[Begin DATASET CONTENT]

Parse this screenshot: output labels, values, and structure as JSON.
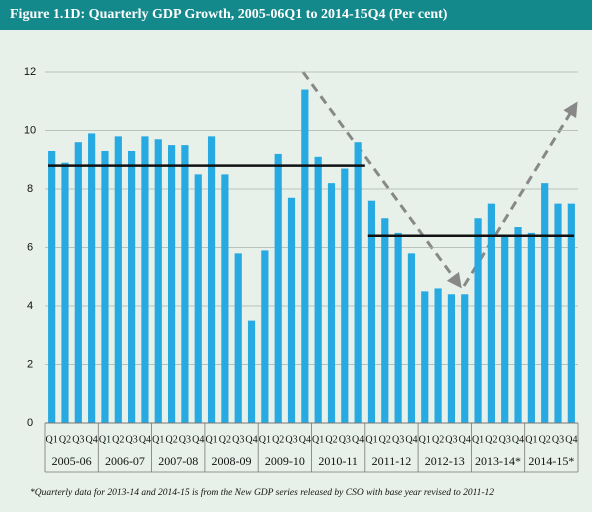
{
  "chart_data": {
    "type": "bar",
    "title": "Figure 1.1D:  Quarterly GDP Growth, 2005-06Q1 to 2014-15Q4 (Per cent)",
    "footnote": "*Quarterly data for 2013-14 and 2014-15 is from the New GDP series released by CSO with base year revised to 2011-12",
    "categories": [
      "Q1",
      "Q2",
      "Q3",
      "Q4",
      "Q1",
      "Q2",
      "Q3",
      "Q4",
      "Q1",
      "Q2",
      "Q3",
      "Q4",
      "Q1",
      "Q2",
      "Q3",
      "Q4",
      "Q1",
      "Q2",
      "Q3",
      "Q4",
      "Q1",
      "Q2",
      "Q3",
      "Q4",
      "Q1",
      "Q2",
      "Q3",
      "Q4",
      "Q1",
      "Q2",
      "Q3",
      "Q4",
      "Q1",
      "Q2",
      "Q3",
      "Q4",
      "Q1",
      "Q2",
      "Q3",
      "Q4"
    ],
    "groups": [
      "2005-06",
      "2006-07",
      "2007-08",
      "2008-09",
      "2009-10",
      "2010-11",
      "2011-12",
      "2012-13",
      "2013-14*",
      "2014-15*"
    ],
    "values": [
      9.3,
      8.9,
      9.6,
      9.9,
      9.3,
      9.8,
      9.3,
      9.8,
      9.7,
      9.5,
      9.5,
      8.5,
      9.8,
      8.5,
      5.8,
      3.5,
      5.9,
      9.2,
      7.7,
      11.4,
      9.1,
      8.2,
      8.7,
      9.6,
      7.6,
      7.0,
      6.5,
      5.8,
      4.5,
      4.6,
      4.4,
      4.4,
      7.0,
      7.5,
      6.4,
      6.7,
      6.5,
      8.2,
      7.5,
      7.5
    ],
    "color": "#27a9e1",
    "averages": [
      {
        "value": 8.8,
        "from": "2005-06",
        "to": "2010-11"
      },
      {
        "value": 6.4,
        "from": "2011-12",
        "to": "2014-15*"
      }
    ],
    "ylim": [
      0,
      12
    ],
    "yticks": [
      0,
      2,
      4,
      6,
      8,
      10,
      12
    ],
    "grid": true
  }
}
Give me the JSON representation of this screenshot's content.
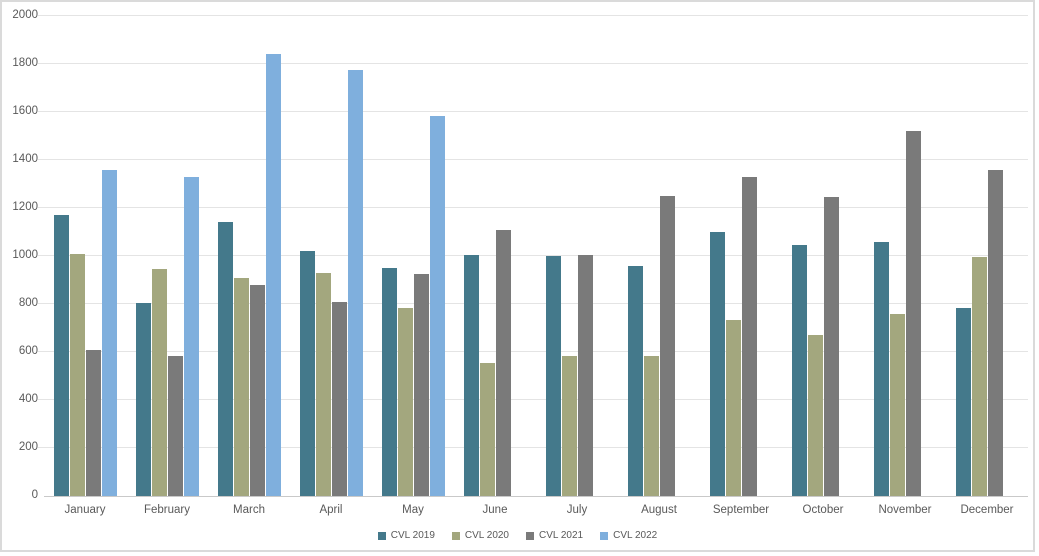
{
  "chart_data": {
    "type": "bar",
    "title": "",
    "xlabel": "",
    "ylabel": "",
    "categories": [
      "January",
      "February",
      "March",
      "April",
      "May",
      "June",
      "July",
      "August",
      "September",
      "October",
      "November",
      "December"
    ],
    "series": [
      {
        "name": "CVL 2019",
        "color": "#44798B",
        "values": [
          1170,
          805,
          1140,
          1020,
          950,
          1005,
          1000,
          960,
          1100,
          1045,
          1060,
          785
        ]
      },
      {
        "name": "CVL 2020",
        "color": "#A3A77E",
        "values": [
          1010,
          945,
          910,
          930,
          785,
          555,
          585,
          585,
          735,
          670,
          760,
          995
        ]
      },
      {
        "name": "CVL 2021",
        "color": "#7A7A7A",
        "values": [
          610,
          585,
          880,
          810,
          925,
          1110,
          1005,
          1250,
          1330,
          1245,
          1520,
          1360
        ]
      },
      {
        "name": "CVL 2022",
        "color": "#7FAFDD",
        "values": [
          1360,
          1330,
          1840,
          1775,
          1585,
          null,
          null,
          null,
          null,
          null,
          null,
          null
        ]
      }
    ],
    "ylim": [
      0,
      2000
    ],
    "yticks": [
      0,
      200,
      400,
      600,
      800,
      1000,
      1200,
      1400,
      1600,
      1800,
      2000
    ],
    "ytick_labels": [
      "0",
      "200",
      "400",
      "600",
      "800",
      "1000",
      "1200",
      "1400",
      "1600",
      "1800",
      "2000"
    ],
    "grid": true,
    "legend_position": "bottom"
  },
  "colors": {
    "axis_text": "#595959",
    "gridline": "#E4E4E4",
    "axis_line": "#C9C9C9",
    "canvas_border": "#DADADA",
    "background": "#FFFFFF"
  }
}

[End DATASET CONTENT]

--- TASK DESCRIPTION ---
Only the number is needed: state how many lines in the listing contain "this".

--- ANSWER BELOW ---
2